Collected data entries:
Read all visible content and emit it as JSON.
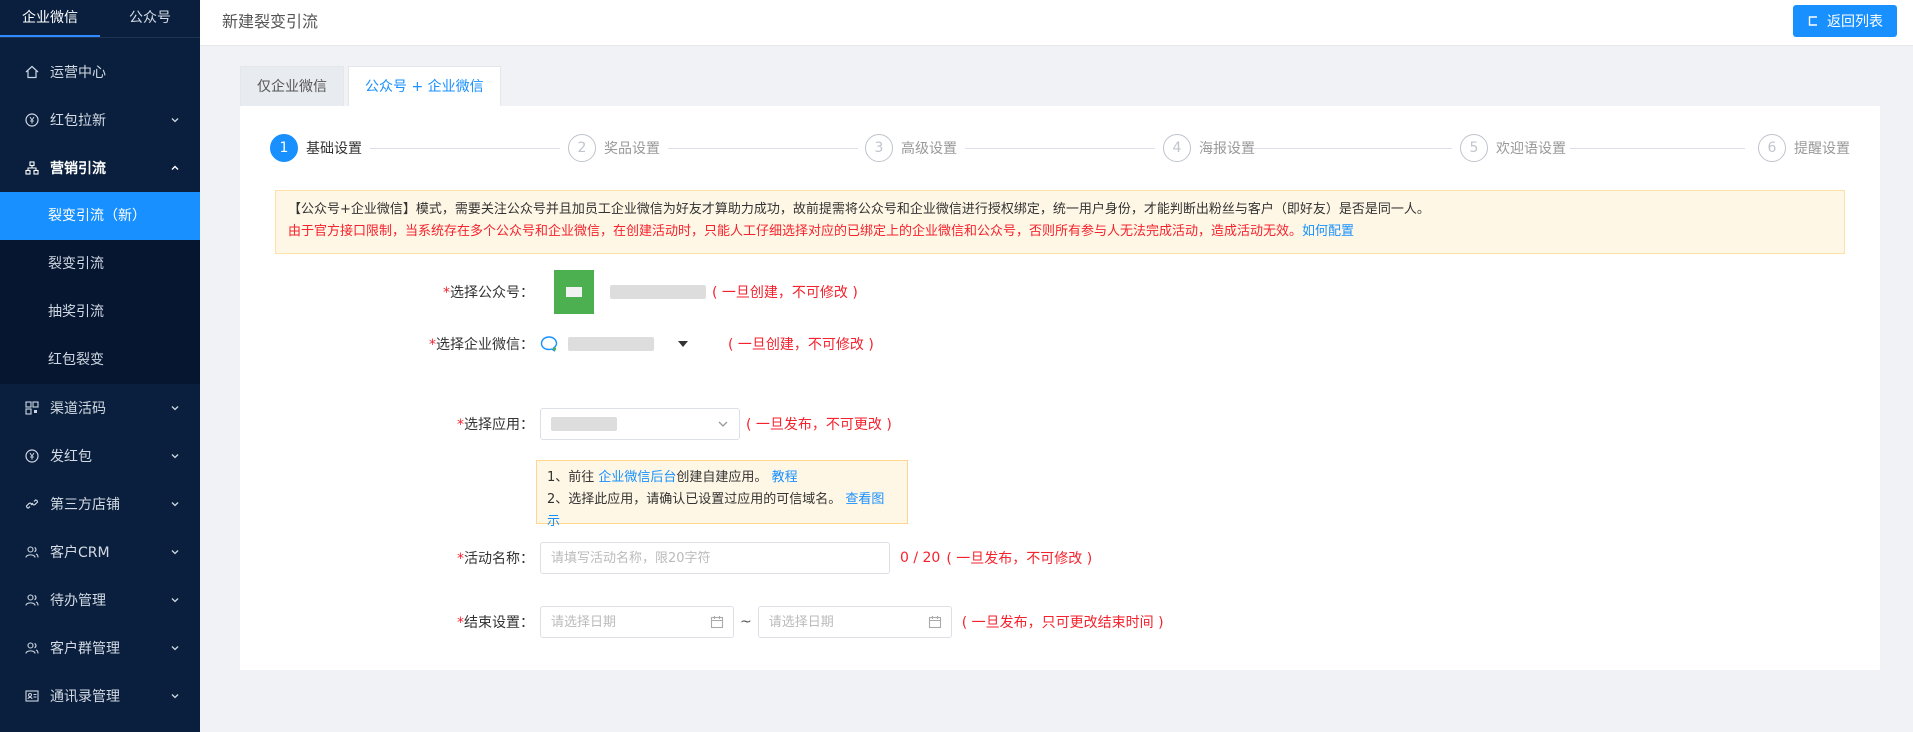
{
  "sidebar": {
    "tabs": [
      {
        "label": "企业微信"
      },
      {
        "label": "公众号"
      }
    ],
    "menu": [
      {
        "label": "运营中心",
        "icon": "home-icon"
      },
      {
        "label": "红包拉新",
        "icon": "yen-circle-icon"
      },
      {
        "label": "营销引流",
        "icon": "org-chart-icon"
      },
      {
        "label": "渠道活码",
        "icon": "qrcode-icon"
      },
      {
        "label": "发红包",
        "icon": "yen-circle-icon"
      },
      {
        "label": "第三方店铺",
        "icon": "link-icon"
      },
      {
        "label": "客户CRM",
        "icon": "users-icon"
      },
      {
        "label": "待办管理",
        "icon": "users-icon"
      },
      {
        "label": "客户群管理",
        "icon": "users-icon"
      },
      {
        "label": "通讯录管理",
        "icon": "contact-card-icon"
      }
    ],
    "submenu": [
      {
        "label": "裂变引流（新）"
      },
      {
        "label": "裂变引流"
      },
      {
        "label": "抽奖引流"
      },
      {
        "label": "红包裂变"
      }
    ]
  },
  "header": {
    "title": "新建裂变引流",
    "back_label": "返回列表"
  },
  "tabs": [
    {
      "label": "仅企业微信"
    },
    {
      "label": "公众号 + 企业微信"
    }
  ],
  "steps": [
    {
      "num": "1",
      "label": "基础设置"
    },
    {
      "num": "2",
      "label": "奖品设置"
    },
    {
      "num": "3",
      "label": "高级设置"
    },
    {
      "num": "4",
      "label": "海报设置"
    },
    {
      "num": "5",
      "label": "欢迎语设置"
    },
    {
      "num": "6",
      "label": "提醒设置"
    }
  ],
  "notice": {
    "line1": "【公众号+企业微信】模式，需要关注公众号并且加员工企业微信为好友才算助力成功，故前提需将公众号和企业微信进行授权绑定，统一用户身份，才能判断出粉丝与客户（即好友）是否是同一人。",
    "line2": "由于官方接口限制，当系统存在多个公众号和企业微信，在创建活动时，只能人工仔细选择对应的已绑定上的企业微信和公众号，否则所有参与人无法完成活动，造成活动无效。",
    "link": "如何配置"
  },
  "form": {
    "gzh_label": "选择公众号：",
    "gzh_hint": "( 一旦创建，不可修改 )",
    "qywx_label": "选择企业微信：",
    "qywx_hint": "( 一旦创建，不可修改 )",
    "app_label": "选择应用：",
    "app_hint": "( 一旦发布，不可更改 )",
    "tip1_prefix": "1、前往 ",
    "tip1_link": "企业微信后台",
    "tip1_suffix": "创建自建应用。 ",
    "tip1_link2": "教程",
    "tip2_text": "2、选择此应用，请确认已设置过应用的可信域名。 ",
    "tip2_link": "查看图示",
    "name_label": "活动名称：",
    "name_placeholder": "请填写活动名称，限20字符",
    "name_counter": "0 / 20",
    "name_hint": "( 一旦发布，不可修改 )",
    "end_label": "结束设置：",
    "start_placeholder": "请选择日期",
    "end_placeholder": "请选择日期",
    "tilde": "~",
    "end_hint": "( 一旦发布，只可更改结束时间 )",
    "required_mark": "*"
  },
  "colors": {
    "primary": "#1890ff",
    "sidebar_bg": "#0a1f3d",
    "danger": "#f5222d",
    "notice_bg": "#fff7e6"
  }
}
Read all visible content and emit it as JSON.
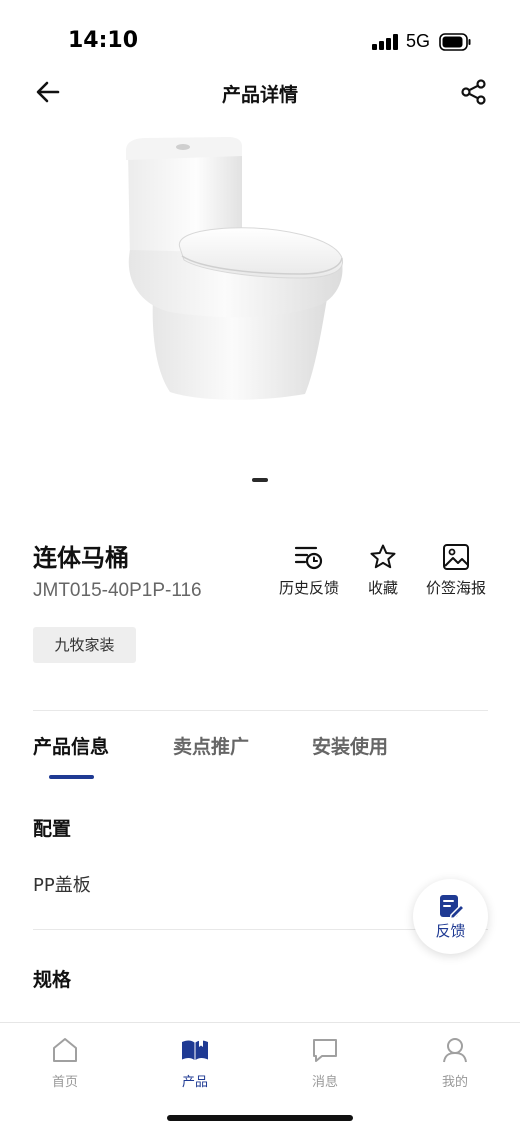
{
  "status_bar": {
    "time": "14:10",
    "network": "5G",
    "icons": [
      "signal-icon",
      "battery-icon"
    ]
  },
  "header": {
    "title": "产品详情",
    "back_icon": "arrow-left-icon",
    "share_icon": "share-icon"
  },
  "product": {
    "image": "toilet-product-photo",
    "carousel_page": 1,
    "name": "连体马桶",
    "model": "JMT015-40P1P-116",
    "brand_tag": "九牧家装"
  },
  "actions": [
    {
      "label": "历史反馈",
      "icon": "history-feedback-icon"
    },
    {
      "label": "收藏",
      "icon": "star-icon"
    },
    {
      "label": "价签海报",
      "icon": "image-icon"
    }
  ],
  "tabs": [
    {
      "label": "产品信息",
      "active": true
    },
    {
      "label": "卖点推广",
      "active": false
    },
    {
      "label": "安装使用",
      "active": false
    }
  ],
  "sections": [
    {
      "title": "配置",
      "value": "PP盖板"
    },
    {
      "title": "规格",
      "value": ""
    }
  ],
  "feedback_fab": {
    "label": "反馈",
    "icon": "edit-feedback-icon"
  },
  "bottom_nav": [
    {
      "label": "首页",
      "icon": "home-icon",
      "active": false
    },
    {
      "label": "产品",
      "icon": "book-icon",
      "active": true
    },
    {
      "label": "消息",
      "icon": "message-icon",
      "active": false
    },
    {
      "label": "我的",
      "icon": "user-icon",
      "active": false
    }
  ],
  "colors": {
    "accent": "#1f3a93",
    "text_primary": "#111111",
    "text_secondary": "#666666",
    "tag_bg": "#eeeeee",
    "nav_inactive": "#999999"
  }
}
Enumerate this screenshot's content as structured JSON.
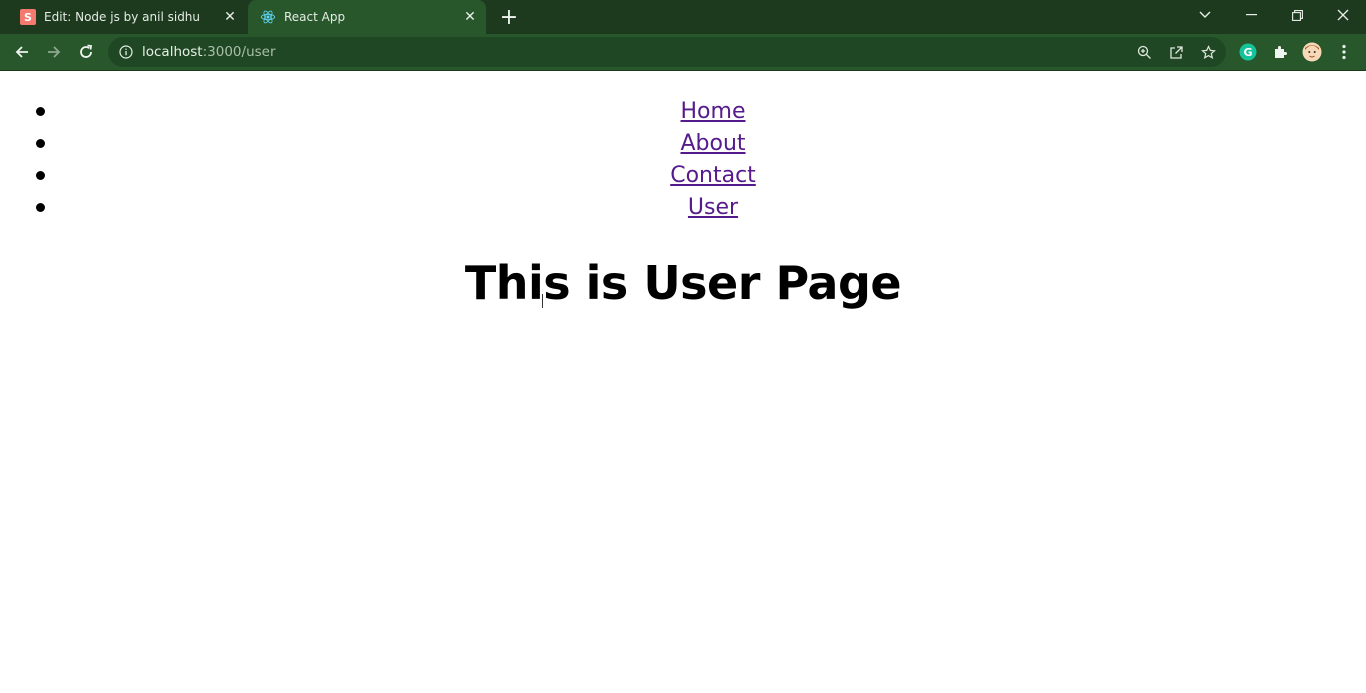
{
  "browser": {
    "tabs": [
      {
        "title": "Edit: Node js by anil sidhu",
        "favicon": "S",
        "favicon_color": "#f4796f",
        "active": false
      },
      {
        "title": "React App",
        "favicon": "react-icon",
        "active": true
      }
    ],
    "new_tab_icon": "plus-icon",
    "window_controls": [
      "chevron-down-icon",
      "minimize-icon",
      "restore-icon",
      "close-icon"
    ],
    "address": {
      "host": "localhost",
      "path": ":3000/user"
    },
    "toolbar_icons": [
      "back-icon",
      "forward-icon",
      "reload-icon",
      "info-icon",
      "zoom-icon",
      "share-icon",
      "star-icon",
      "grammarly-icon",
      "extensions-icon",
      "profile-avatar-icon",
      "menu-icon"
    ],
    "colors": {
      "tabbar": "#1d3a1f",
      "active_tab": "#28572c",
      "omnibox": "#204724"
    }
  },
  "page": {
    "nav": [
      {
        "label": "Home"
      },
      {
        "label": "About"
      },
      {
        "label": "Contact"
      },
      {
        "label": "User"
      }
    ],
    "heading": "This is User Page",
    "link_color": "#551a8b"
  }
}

■ WORK INSTRUCTIONS ■
Every line of the material is to be quoted exactly, with no pictures carried over.

■ EXERCISE OUTPUT ■
Read all visible content and emit it as JSON.
{
  "sidebar": {
    "tabs": [
      {
        "label": "企业微信"
      },
      {
        "label": "公众号"
      }
    ],
    "menu": [
      {
        "label": "运营中心",
        "icon": "home-icon"
      },
      {
        "label": "红包拉新",
        "icon": "yen-circle-icon"
      },
      {
        "label": "营销引流",
        "icon": "org-chart-icon"
      },
      {
        "label": "渠道活码",
        "icon": "qrcode-icon"
      },
      {
        "label": "发红包",
        "icon": "yen-circle-icon"
      },
      {
        "label": "第三方店铺",
        "icon": "link-icon"
      },
      {
        "label": "客户CRM",
        "icon": "users-icon"
      },
      {
        "label": "待办管理",
        "icon": "users-icon"
      },
      {
        "label": "客户群管理",
        "icon": "users-icon"
      },
      {
        "label": "通讯录管理",
        "icon": "contact-card-icon"
      }
    ],
    "submenu": [
      {
        "label": "裂变引流（新）"
      },
      {
        "label": "裂变引流"
      },
      {
        "label": "抽奖引流"
      },
      {
        "label": "红包裂变"
      }
    ]
  },
  "header": {
    "title": "新建裂变引流",
    "back_label": "返回列表"
  },
  "tabs": [
    {
      "label": "仅企业微信"
    },
    {
      "label": "公众号 + 企业微信"
    }
  ],
  "steps": [
    {
      "num": "1",
      "label": "基础设置"
    },
    {
      "num": "2",
      "label": "奖品设置"
    },
    {
      "num": "3",
      "label": "高级设置"
    },
    {
      "num": "4",
      "label": "海报设置"
    },
    {
      "num": "5",
      "label": "欢迎语设置"
    },
    {
      "num": "6",
      "label": "提醒设置"
    }
  ],
  "notice": {
    "line1": "【公众号+企业微信】模式，需要关注公众号并且加员工企业微信为好友才算助力成功，故前提需将公众号和企业微信进行授权绑定，统一用户身份，才能判断出粉丝与客户（即好友）是否是同一人。",
    "line2": "由于官方接口限制，当系统存在多个公众号和企业微信，在创建活动时，只能人工仔细选择对应的已绑定上的企业微信和公众号，否则所有参与人无法完成活动，造成活动无效。",
    "link": "如何配置"
  },
  "form": {
    "gzh_label": "选择公众号：",
    "gzh_hint": "( 一旦创建，不可修改 )",
    "qywx_label": "选择企业微信：",
    "qywx_hint": "( 一旦创建，不可修改 )",
    "app_label": "选择应用：",
    "app_hint": "( 一旦发布，不可更改 )",
    "tip1_prefix": "1、前往 ",
    "tip1_link": "企业微信后台",
    "tip1_suffix": "创建自建应用。 ",
    "tip1_link2": "教程",
    "tip2_text": "2、选择此应用，请确认已设置过应用的可信域名。 ",
    "tip2_link": "查看图示",
    "name_label": "活动名称：",
    "name_placeholder": "请填写活动名称，限20字符",
    "name_counter": "0 / 20",
    "name_hint": "( 一旦发布，不可修改 )",
    "end_label": "结束设置：",
    "start_placeholder": "请选择日期",
    "end_placeholder": "请选择日期",
    "tilde": "~",
    "end_hint": "( 一旦发布，只可更改结束时间 )",
    "required_mark": "*"
  },
  "colors": {
    "primary": "#1890ff",
    "sidebar_bg": "#0a1f3d",
    "danger": "#f5222d",
    "notice_bg": "#fff7e6"
  }
}
Read all visible content and emit it as JSON.
{
  "status_bar": {
    "time": "14:10",
    "network": "5G",
    "icons": [
      "signal-icon",
      "battery-icon"
    ]
  },
  "header": {
    "title": "产品详情",
    "back_icon": "arrow-left-icon",
    "share_icon": "share-icon"
  },
  "product": {
    "image": "toilet-product-photo",
    "carousel_page": 1,
    "name": "连体马桶",
    "model": "JMT015-40P1P-116",
    "brand_tag": "九牧家装"
  },
  "actions": [
    {
      "label": "历史反馈",
      "icon": "history-feedback-icon"
    },
    {
      "label": "收藏",
      "icon": "star-icon"
    },
    {
      "label": "价签海报",
      "icon": "image-icon"
    }
  ],
  "tabs": [
    {
      "label": "产品信息",
      "active": true
    },
    {
      "label": "卖点推广",
      "active": false
    },
    {
      "label": "安装使用",
      "active": false
    }
  ],
  "sections": [
    {
      "title": "配置",
      "value": "PP盖板"
    },
    {
      "title": "规格",
      "value": ""
    }
  ],
  "feedback_fab": {
    "label": "反馈",
    "icon": "edit-feedback-icon"
  },
  "bottom_nav": [
    {
      "label": "首页",
      "icon": "home-icon",
      "active": false
    },
    {
      "label": "产品",
      "icon": "book-icon",
      "active": true
    },
    {
      "label": "消息",
      "icon": "message-icon",
      "active": false
    },
    {
      "label": "我的",
      "icon": "user-icon",
      "active": false
    }
  ],
  "colors": {
    "accent": "#1f3a93",
    "text_primary": "#111111",
    "text_secondary": "#666666",
    "tag_bg": "#eeeeee",
    "nav_inactive": "#999999"
  }
}
Enumerate this screenshot's content as structured JSON.
{
  "browser": {
    "tabs": [
      {
        "title": "Edit: Node js by anil sidhu",
        "favicon": "S",
        "favicon_color": "#f4796f",
        "active": false
      },
      {
        "title": "React App",
        "favicon": "react-icon",
        "active": true
      }
    ],
    "new_tab_icon": "plus-icon",
    "window_controls": [
      "chevron-down-icon",
      "minimize-icon",
      "restore-icon",
      "close-icon"
    ],
    "address": {
      "host": "localhost",
      "path": ":3000/user"
    },
    "toolbar_icons": [
      "back-icon",
      "forward-icon",
      "reload-icon",
      "info-icon",
      "zoom-icon",
      "share-icon",
      "star-icon",
      "grammarly-icon",
      "extensions-icon",
      "profile-avatar-icon",
      "menu-icon"
    ],
    "colors": {
      "tabbar": "#1d3a1f",
      "active_tab": "#28572c",
      "omnibox": "#204724"
    }
  },
  "page": {
    "nav": [
      {
        "label": "Home"
      },
      {
        "label": "About"
      },
      {
        "label": "Contact"
      },
      {
        "label": "User"
      }
    ],
    "heading": "This is User Page",
    "link_color": "#551a8b"
  }
}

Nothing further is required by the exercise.